** start RECORD SET **

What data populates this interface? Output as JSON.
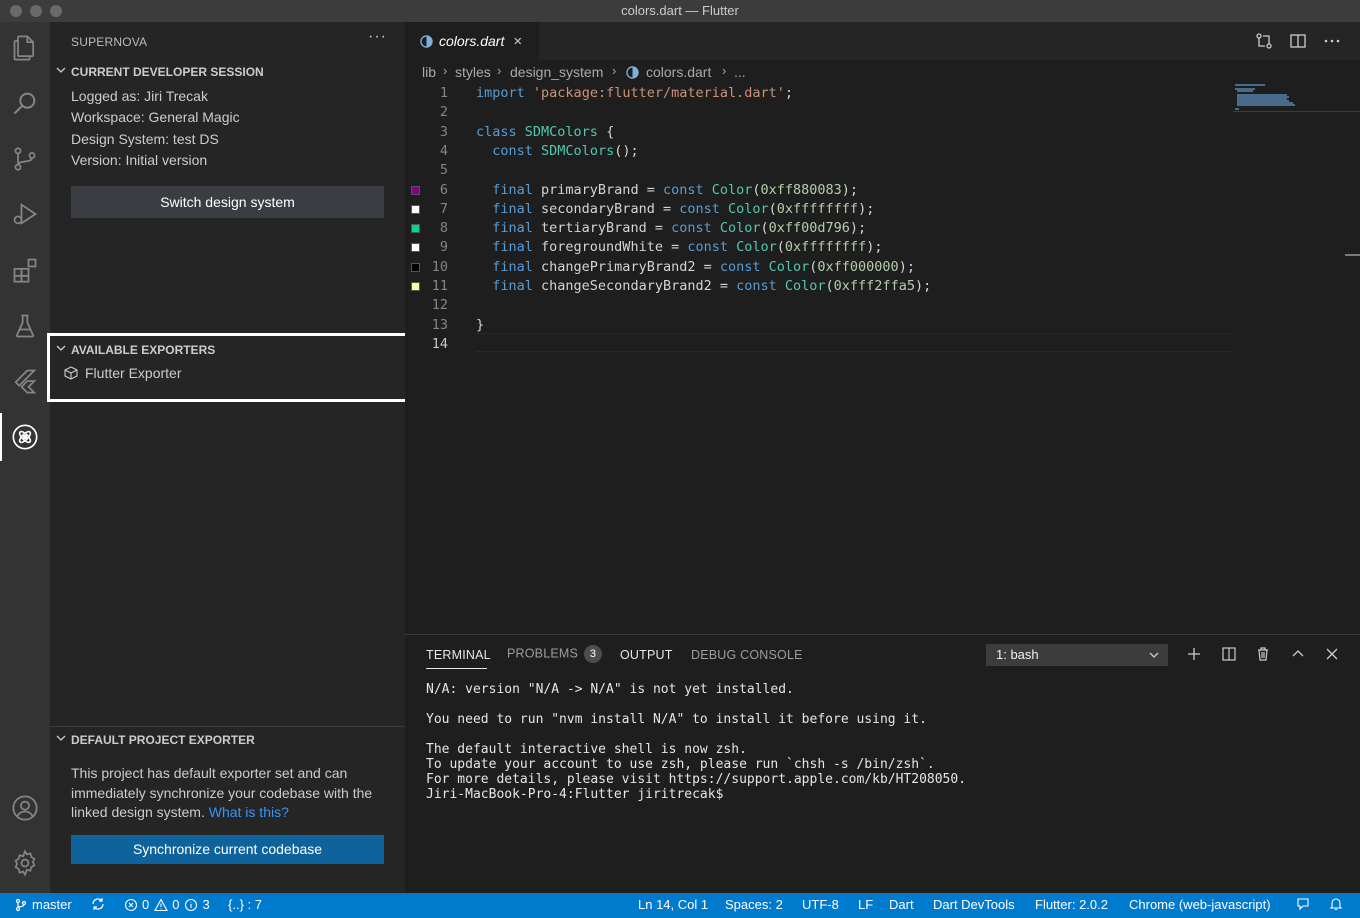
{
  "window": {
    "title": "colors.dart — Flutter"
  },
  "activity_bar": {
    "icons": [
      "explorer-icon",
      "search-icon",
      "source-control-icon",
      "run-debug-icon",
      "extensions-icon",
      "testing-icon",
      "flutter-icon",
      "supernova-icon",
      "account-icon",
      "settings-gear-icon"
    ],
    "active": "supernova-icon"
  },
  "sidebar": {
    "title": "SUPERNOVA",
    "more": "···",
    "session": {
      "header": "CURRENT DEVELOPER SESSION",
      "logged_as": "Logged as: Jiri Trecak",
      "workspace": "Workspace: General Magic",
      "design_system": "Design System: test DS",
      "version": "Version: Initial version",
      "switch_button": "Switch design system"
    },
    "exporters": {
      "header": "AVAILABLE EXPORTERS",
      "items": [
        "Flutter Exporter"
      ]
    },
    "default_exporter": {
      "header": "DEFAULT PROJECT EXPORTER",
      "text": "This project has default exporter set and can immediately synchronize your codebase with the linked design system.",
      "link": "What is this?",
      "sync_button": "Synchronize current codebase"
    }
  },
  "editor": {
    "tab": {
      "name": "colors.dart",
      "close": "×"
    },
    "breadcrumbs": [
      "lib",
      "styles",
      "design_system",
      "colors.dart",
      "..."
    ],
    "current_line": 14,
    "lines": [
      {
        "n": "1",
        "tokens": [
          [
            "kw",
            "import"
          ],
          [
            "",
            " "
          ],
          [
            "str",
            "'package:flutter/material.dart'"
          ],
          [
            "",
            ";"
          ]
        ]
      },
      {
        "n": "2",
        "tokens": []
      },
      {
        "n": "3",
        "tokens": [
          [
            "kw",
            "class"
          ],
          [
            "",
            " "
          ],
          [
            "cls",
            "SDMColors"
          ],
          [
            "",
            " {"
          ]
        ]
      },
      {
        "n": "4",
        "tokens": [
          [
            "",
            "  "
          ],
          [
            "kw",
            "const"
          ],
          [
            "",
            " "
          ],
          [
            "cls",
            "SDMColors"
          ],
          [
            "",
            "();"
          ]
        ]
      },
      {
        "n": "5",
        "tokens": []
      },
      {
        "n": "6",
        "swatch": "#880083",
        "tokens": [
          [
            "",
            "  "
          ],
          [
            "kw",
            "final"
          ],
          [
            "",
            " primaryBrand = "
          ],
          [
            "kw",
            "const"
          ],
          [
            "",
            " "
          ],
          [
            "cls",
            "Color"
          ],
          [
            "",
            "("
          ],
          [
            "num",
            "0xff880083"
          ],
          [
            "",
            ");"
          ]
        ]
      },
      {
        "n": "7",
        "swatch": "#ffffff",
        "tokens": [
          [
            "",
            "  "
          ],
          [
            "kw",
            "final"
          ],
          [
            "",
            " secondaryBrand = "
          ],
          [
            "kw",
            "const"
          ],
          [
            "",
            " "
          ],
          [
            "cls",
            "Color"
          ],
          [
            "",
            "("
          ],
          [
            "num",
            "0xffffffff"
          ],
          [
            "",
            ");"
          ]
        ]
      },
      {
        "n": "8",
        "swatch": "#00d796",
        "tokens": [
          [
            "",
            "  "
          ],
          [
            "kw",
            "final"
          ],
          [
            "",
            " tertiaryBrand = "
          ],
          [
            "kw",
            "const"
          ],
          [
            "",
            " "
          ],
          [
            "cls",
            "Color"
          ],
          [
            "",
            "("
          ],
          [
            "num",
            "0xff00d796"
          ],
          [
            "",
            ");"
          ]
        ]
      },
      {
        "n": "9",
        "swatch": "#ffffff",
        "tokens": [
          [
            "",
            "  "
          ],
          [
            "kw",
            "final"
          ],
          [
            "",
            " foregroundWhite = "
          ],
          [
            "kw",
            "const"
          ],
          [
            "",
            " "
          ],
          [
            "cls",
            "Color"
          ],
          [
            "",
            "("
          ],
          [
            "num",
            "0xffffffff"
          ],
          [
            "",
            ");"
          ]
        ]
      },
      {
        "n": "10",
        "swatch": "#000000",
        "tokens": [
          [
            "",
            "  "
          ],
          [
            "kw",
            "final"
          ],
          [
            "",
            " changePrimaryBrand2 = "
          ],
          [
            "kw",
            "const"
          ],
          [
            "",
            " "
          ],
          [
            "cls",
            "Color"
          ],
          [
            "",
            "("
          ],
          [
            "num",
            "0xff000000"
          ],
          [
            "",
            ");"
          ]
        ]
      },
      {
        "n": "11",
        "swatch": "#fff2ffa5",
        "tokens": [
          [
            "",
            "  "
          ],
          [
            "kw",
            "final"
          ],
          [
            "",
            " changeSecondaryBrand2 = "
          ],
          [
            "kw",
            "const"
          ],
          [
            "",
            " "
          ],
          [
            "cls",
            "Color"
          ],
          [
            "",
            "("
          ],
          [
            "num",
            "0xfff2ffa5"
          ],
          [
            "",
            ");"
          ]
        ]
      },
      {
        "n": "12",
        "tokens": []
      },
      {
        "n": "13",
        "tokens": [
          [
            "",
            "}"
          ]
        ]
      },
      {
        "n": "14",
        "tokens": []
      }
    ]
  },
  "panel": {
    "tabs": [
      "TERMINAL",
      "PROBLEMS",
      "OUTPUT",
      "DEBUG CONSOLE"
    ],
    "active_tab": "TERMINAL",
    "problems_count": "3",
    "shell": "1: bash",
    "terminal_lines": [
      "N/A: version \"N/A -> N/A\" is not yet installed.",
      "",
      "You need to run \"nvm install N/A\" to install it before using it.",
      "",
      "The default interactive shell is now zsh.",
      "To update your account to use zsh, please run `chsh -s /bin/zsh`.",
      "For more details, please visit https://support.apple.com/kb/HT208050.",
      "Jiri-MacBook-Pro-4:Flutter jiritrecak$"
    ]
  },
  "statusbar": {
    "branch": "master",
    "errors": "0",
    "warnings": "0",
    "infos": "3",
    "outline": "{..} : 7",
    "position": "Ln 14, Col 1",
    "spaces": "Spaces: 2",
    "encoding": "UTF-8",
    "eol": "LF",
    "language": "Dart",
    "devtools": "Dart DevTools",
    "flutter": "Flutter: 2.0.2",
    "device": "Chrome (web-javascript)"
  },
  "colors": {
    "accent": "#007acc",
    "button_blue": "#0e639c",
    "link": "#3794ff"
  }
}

** end RECORD SET **

Isolate the lines that hold the word "your" and copy all of them.

      "text": "This project has default exporter set and can immediately synchronize your codebase with the linked design system.",
      "To update your account to use zsh, please run `chsh -s /bin/zsh`.",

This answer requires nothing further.